* _Data extract_:
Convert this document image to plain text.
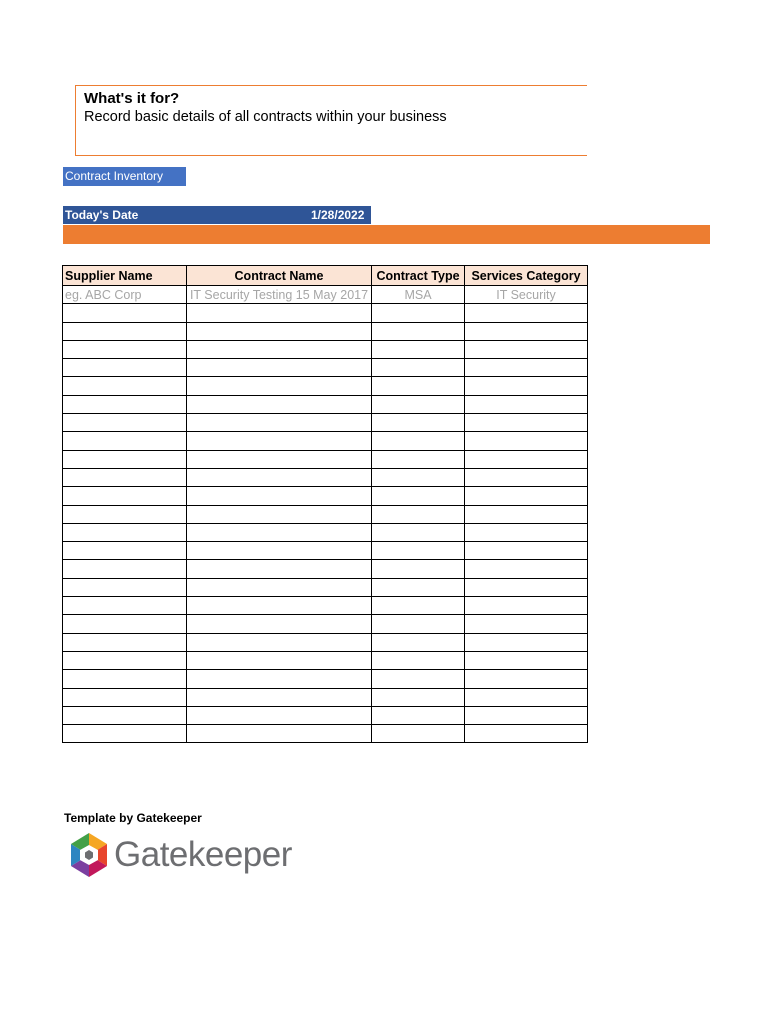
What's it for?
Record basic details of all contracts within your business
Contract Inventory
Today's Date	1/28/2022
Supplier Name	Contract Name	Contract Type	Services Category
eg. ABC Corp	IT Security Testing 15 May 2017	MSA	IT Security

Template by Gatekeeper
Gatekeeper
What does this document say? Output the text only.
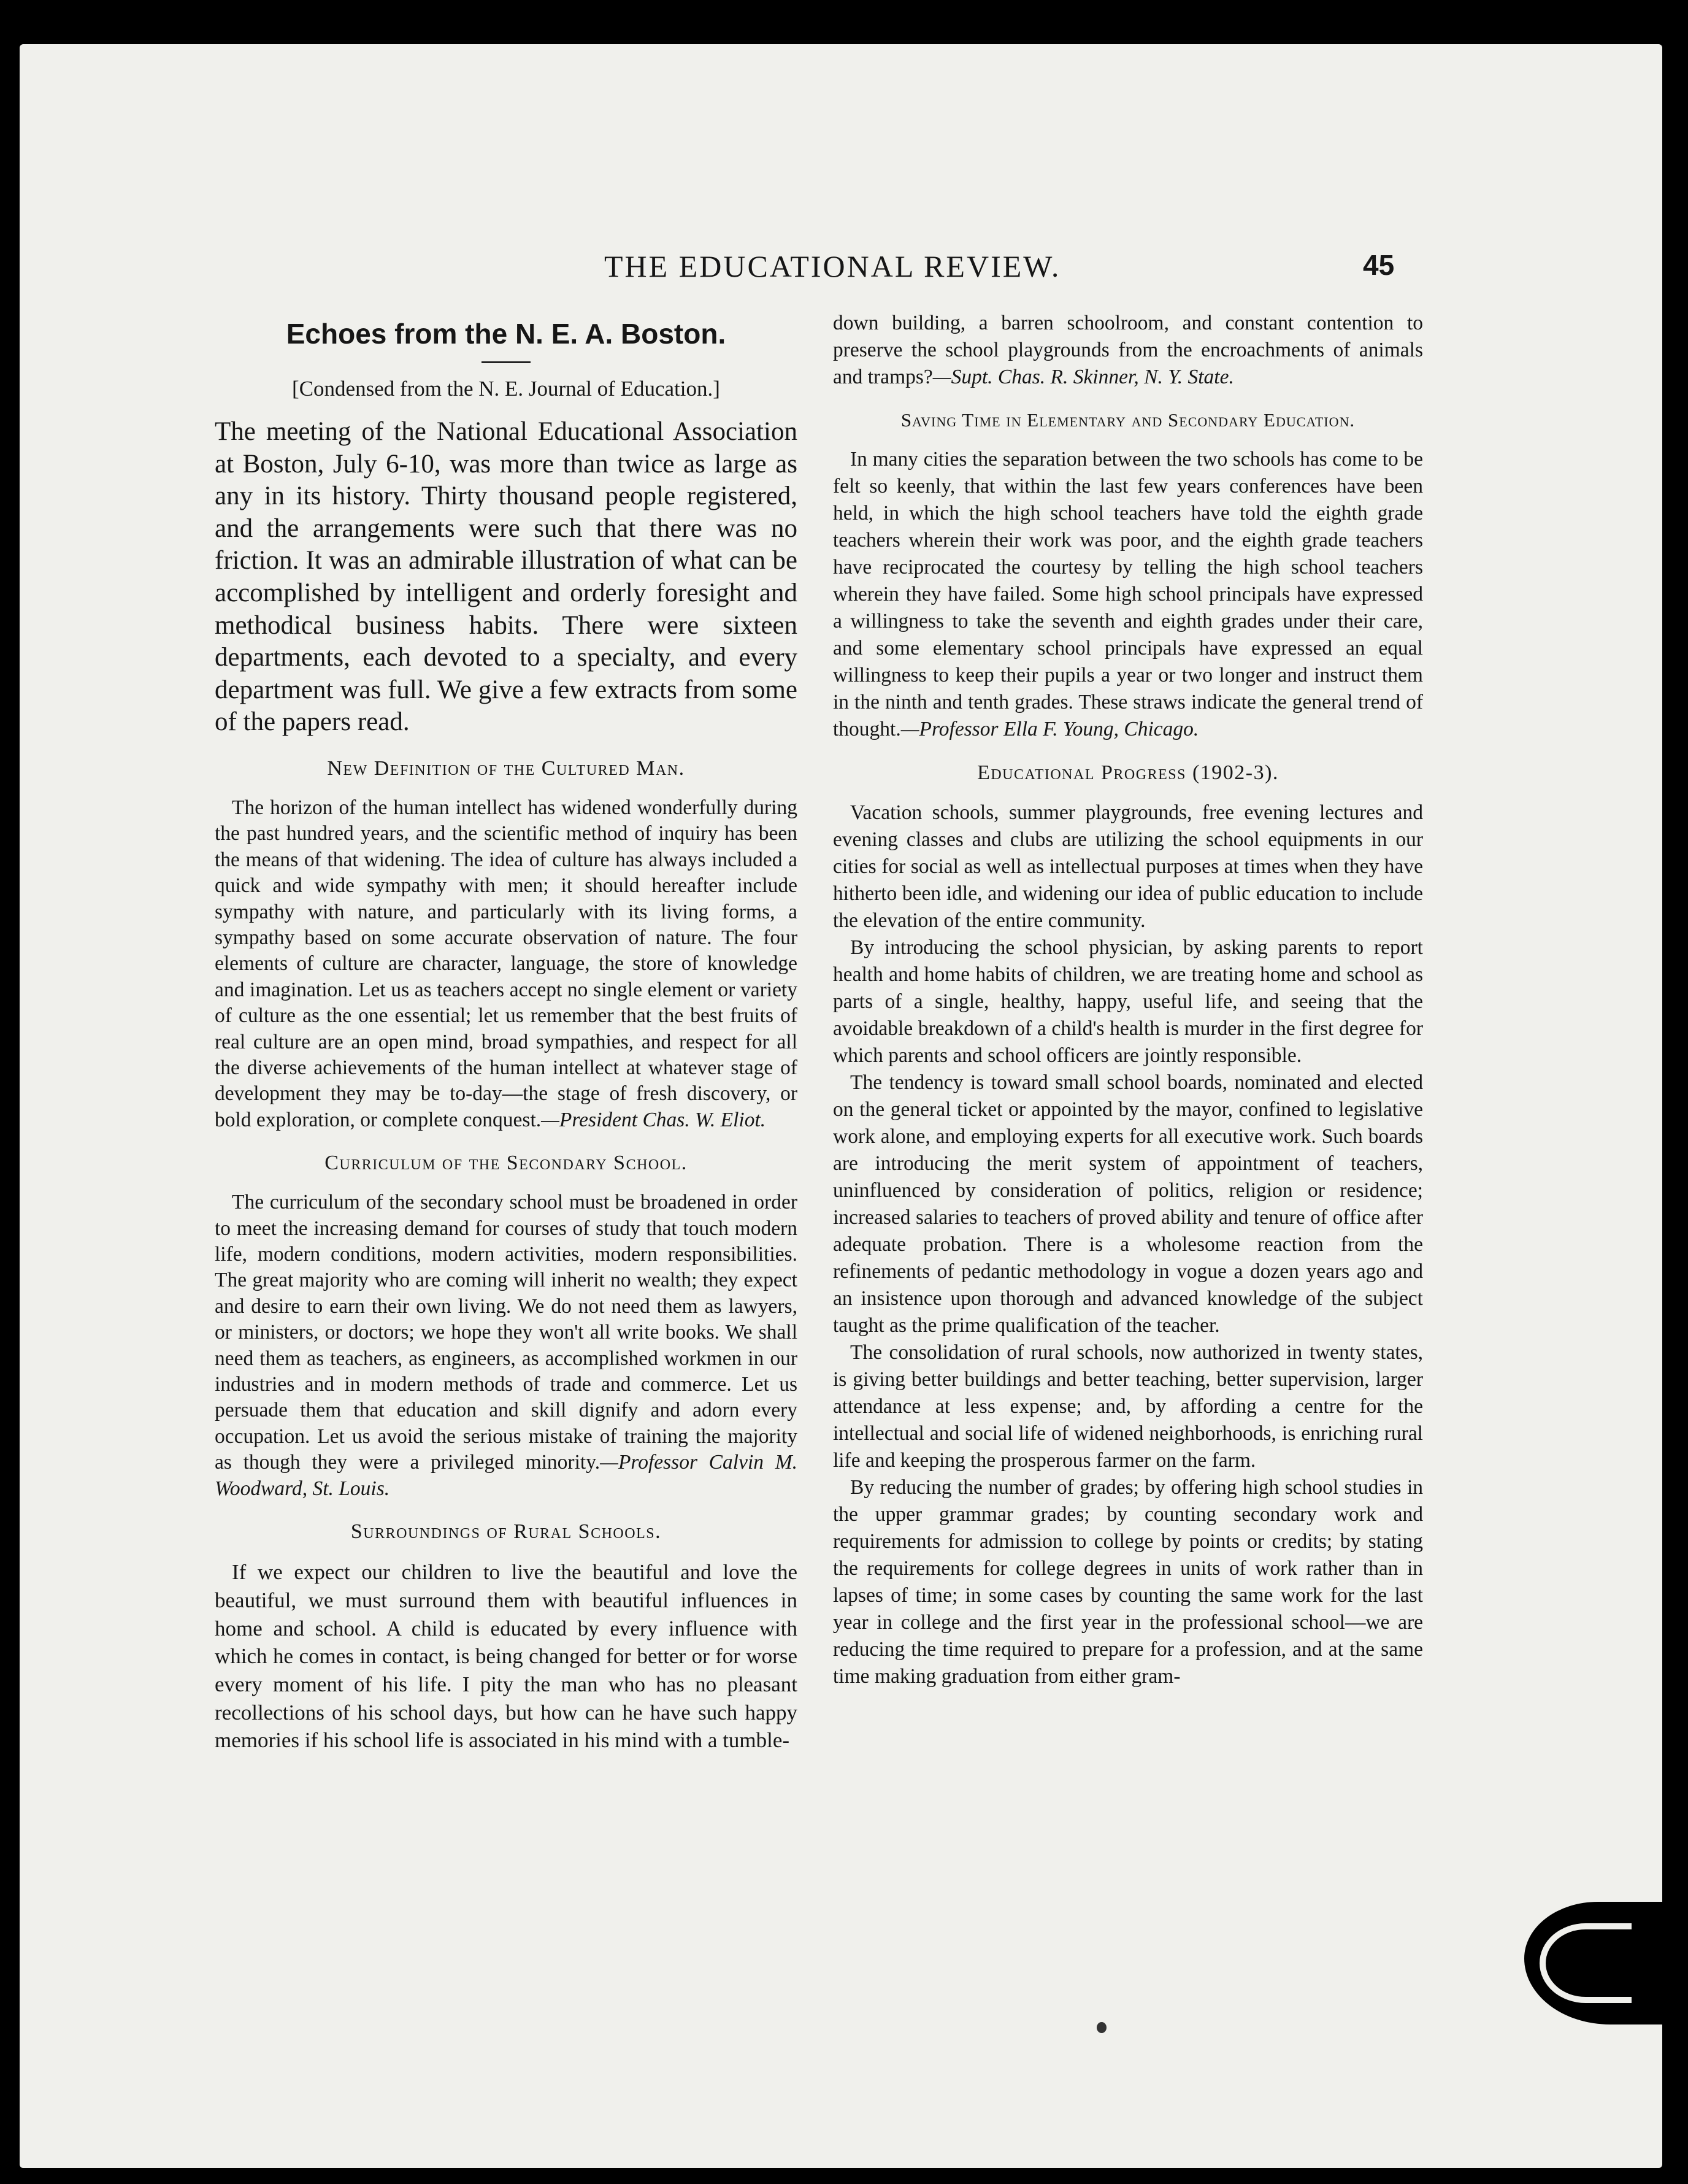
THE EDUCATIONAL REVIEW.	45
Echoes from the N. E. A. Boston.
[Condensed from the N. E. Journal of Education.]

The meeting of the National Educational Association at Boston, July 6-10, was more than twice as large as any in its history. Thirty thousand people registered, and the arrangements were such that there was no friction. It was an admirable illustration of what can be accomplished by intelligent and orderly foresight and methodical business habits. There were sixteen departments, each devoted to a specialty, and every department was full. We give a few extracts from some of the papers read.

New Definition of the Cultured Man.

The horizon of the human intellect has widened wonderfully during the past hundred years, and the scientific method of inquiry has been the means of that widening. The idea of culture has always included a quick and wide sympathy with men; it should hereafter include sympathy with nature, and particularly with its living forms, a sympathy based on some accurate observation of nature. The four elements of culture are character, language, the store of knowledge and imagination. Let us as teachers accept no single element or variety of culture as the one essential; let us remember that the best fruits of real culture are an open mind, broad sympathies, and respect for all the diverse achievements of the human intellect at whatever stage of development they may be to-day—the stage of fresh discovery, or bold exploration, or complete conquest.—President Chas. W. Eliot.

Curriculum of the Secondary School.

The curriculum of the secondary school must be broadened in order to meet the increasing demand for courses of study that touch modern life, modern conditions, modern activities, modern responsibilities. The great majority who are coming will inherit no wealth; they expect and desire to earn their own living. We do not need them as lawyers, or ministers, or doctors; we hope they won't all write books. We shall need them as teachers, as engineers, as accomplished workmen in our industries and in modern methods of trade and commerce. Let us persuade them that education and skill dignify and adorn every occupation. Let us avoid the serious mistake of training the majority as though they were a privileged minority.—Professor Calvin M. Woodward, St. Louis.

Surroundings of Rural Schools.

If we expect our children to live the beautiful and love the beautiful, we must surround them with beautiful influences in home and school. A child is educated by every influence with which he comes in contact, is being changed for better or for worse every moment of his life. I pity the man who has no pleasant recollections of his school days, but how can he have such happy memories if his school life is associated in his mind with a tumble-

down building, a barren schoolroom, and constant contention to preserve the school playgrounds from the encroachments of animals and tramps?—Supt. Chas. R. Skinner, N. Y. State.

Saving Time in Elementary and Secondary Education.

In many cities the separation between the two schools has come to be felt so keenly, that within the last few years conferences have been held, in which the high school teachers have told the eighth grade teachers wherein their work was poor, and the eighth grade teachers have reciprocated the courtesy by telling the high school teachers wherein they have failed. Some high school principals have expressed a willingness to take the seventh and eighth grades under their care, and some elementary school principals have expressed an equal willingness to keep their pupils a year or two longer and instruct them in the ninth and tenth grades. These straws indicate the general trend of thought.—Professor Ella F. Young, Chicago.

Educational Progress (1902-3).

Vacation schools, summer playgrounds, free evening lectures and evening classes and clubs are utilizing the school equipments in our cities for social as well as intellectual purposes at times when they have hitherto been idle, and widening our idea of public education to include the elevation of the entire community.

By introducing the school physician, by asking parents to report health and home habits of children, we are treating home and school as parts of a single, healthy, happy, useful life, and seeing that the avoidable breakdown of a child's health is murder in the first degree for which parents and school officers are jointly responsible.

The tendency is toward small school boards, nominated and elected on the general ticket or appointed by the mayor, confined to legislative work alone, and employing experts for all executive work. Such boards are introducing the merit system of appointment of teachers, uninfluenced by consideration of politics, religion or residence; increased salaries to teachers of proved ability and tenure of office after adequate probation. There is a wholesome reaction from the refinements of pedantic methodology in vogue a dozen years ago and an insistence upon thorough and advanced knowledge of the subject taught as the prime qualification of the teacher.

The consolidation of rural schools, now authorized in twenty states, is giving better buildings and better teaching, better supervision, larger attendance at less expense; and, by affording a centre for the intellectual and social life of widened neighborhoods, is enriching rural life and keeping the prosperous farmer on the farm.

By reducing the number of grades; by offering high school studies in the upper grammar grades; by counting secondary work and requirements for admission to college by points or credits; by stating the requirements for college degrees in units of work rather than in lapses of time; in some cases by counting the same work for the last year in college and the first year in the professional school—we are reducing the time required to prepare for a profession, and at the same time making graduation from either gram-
==
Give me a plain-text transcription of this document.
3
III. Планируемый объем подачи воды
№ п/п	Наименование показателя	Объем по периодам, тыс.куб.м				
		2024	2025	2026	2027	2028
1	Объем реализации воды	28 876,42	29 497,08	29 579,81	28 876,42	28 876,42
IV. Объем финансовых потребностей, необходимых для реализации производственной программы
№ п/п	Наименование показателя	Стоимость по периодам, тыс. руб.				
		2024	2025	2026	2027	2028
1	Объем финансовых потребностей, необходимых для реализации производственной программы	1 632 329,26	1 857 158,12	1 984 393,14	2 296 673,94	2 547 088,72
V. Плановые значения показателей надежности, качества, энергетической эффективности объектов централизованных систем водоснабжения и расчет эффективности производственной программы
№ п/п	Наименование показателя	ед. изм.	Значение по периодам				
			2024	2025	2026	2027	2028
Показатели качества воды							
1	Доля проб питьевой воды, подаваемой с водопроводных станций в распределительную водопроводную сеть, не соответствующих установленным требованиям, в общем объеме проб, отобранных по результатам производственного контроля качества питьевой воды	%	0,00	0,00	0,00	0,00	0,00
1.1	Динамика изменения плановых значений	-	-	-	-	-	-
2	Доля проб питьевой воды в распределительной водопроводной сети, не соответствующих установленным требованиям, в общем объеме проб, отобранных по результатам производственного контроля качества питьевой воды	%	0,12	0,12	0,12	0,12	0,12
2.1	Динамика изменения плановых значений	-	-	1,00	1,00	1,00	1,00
==
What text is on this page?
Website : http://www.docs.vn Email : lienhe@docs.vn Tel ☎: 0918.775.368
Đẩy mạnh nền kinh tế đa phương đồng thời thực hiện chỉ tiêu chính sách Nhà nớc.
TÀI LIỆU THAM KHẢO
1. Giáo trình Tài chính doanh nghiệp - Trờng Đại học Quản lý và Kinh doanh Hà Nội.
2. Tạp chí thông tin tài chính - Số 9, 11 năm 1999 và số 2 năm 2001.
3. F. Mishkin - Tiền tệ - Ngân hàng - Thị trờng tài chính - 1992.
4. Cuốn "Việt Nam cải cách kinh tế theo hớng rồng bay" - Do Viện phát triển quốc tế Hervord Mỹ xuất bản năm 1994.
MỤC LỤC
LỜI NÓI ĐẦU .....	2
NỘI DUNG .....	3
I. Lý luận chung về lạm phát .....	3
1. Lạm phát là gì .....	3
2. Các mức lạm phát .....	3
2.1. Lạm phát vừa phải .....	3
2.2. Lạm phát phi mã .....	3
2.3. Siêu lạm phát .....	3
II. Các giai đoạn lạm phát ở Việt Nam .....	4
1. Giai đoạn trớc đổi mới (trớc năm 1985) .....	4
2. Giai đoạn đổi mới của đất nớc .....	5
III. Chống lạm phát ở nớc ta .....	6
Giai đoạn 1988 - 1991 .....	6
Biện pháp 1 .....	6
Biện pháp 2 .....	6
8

* _Job_: Go through the material and copy out every line with "Доля" in it.

* _Solution to this problem_:
1	Доля проб питьевой воды, подаваемой с водопроводных станций в распределительную водопроводную сеть, не соответствующих установленным требованиям, в общем объеме проб, отобранных по результатам производственного контроля качества питьевой воды	%	0,00	0,00	0,00	0,00	0,00
2	Доля проб питьевой воды в распределительной водопроводной сети, не соответствующих установленным требованиям, в общем объеме проб, отобранных по результатам производственного контроля качества питьевой воды	%	0,12	0,12	0,12	0,12	0,12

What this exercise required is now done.